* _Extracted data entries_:
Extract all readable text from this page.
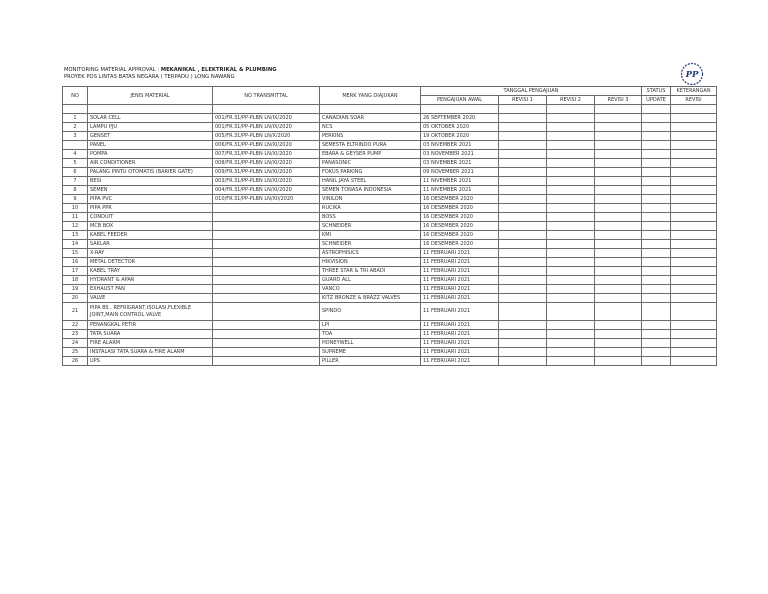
MONITORING MATERIAL APPROVAL : MEKANIKAL , ELEKTRIKAL & PLUMBING
PROYEK POS LINTAS BATAS NEGARA ( TERPADU ) LONG NAWANG	PP
NO	JENIS MATERIAL	NO TRANSMITTAL	MERK YANG DIAJUKAN	TANGGAL PENGAJUAN				STATUS	KETERANGAN
				PENGAJUAN AWAL	REVISI 1	REVISI 2	REVISI 3	UPDATE	REVISI

1	SOLAR CELL	001/FR.31/PP-PLBN LN/IX/2020	CANADIAN SOAR	26 SEPTEMBER 2020					
2	LAMPU PJU	001/FR.31/PP-PLBN LN/IX/2020	NCS	05 OKTOBER 2020					
3	GENSET	005/FR.31/PP-PLBN LN/X/2020	PERKINS	19 OKTOBER 2020					
	PANEL	006/FR.31/PP-PLBN LN/XI/2020	SEMESTA ELTRINDO PURA	03 NIVEMBER 2021					
4	POMPA	007/FR.31/PP-PLBN LN/XI/2020	EBARA & GEYSER PUMP	03 NOVEMBER 2021					
5	AIR CONDITIONER	008/FR.31/PP-PLBN LN/XI/2020	PANASONIC	03 NIVEMBER 2021					
6	PALANG PINTU OTOMATIS (BARIER GATE)	009/FR.31/PP-PLBN LN/XI/2020	FOKUS PARKING	09 NOVEMBER 2021					
7	BESI	003/FR.31/PP-PLBN LN/XI/2020	HANIL JAYA STEEL	11 NIVEMBER 2021					
8	SEMEN	004/FR.31/PP-PLBN LN/XI/2020	SEMEN TONASA INDONESIA	11 NIVEMBER 2021					
9	PIPA PVC	010/FR.31/PP-PLBN LN/XII/2020	VINILON	16 DESEMBER 2020					
10	PIPA PPR		RUCIKA	16 DESEMBER 2020					
11	CONDUIT		BOSS	16 DESEMBER 2020					
12	MCB BOX		SCHNEIDER	16 DESEMBER 2020					
13	KABEL FEEDER		KMI	16 DESEMBER 2020					
14	SAKLAR		SCHNEIDER	16 DESEMBER 2020					
15	X-RAY		ASTROPHISICS	11 FEBRUARI 2021					
16	METAL DETECTOR		HIKVISION	11 FEBRUARI 2021					
17	KABEL TRAY		THREE STAR & TRI ABADI	11 FEBRUARI 2021					
18	HYDRANT & APAR		GUARD ALL	11 FEBRUARI 2021					
19	EXHAUST FAN		VANCO	11 FEBRUARI 2021					
20	VALVE		KITZ BRONZE & BRAZZ VALVES	11 FEBRUARI 2021					
21	PIPA BS , REFRIGRANT,ISOLASI,FLEXIBLE JOINT,MAIN CONTROL VALVE		SPINDO	11 FEBRUARI 2021					
22	PENANGKAL PETIR		LPI	11 FEBRUARI 2021					
23	TATA SUARA		TOA	11 FEBRUARI 2021					
24	FIRE ALARM		HONEYWELL	11 FEBRUARI 2021					
25	INSTALASI TATA SUARA & FIRE ALARM		SUPREME	11 FEBRUARI 2021					
26	UPS		PILLER	11 FEBRUARI 2021					
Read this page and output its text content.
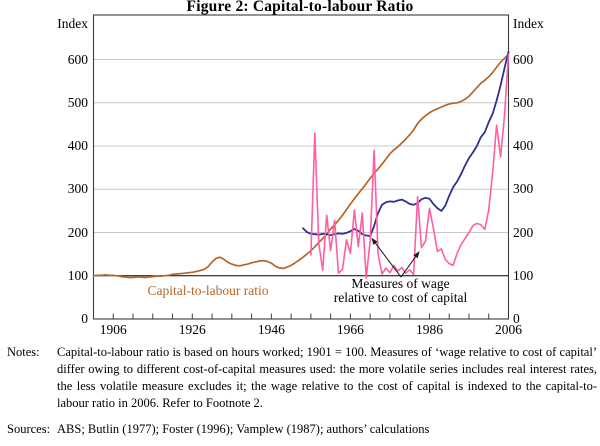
Figure 2: Capital-to-labour Ratio
Index	Index
0	0
100	100
200	200
300	300
400	400
500	500
600	600
1906	1926	1946	1966	1986	2006
Capital-to-labour ratio	Measures of wage
relative to cost of capital
Notes: Capital-to-labour ratio is based on hours worked; 1901 = 100. Measures of ‘wage relative to cost of capital’ differ owing to different cost-of-capital measures used: the more volatile series includes real interest rates, the less volatile measure excludes it; the wage relative to the cost of capital is indexed to the capital-to-labour ratio in 2006. Refer to Footnote 2.
Sources: ABS; Butlin (1977); Foster (1996); Vamplew (1987); authors’ calculations
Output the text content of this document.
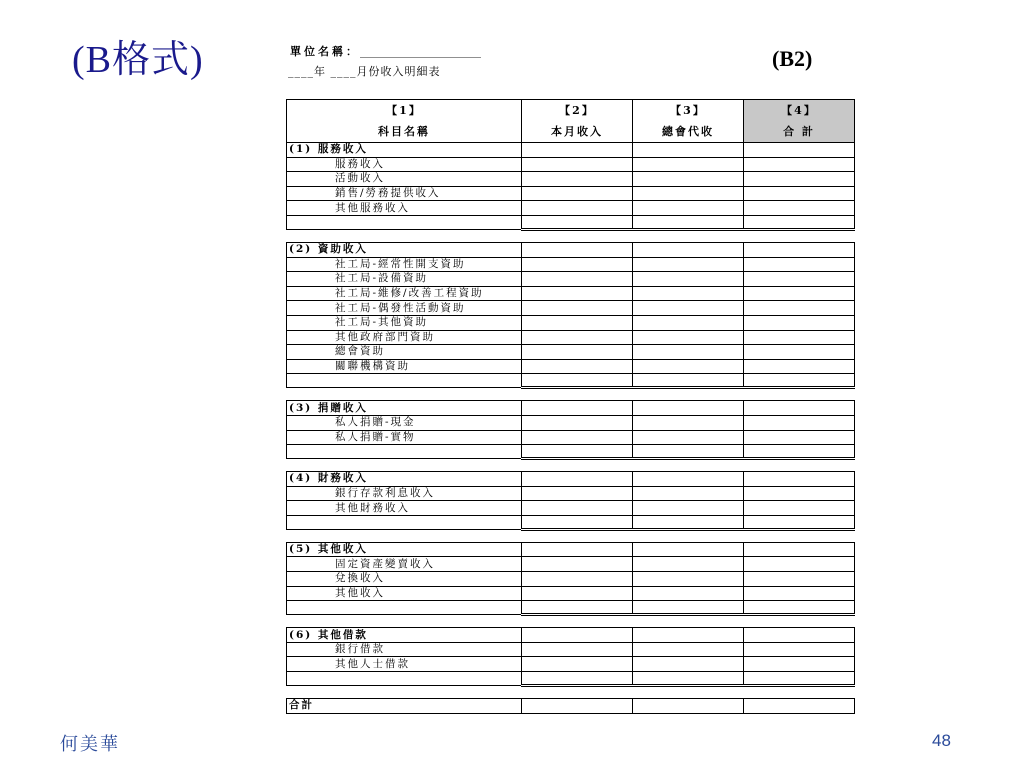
(B格式)	(B2)
單位名稱：______________________
____年 ____月份收入明細表
【1】	【2】	【3】	【4】
科目名稱	本月收入	總會代收	合 計
(1) 服務收入			
服務收入			
活動收入			
銷售/勞務提供收入			
其他服務收入			

(2) 資助收入			
社工局-經常性開支資助			
社工局-設備資助			
社工局-維修/改善工程資助			
社工局-偶發性活動資助			
社工局-其他資助			
其他政府部門資助			
總會資助			
關聯機構資助			

(3) 捐贈收入			
私人捐贈-現金			
私人捐贈-實物			

(4) 財務收入			
銀行存款利息收入			
其他財務收入			

(5) 其他收入			
固定資產變賣收入			
兌換收入			
其他收入			

(6) 其他借款			
銀行借款			
其他人士借款			

合計			
何美華	48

* _Exercise instructions_: Please retype, exactly and with the pictures left out, the lines from the line containing "Output the text content of this document." through the last line of the records above.

* _Full response_:
Output the text content of this document.
(B格式)	(B2)
單位名稱：______________________
____年 ____月份收入明細表
【1】	【2】	【3】	【4】
科目名稱	本月收入	總會代收	合 計
(1) 服務收入			
服務收入			
活動收入			
銷售/勞務提供收入			
其他服務收入			

(2) 資助收入			
社工局-經常性開支資助			
社工局-設備資助			
社工局-維修/改善工程資助			
社工局-偶發性活動資助			
社工局-其他資助			
其他政府部門資助			
總會資助			
關聯機構資助			

(3) 捐贈收入			
私人捐贈-現金			
私人捐贈-實物			

(4) 財務收入			
銀行存款利息收入			
其他財務收入			

(5) 其他收入			
固定資產變賣收入			
兌換收入			
其他收入			

(6) 其他借款			
銀行借款			
其他人士借款			

合計			
何美華	48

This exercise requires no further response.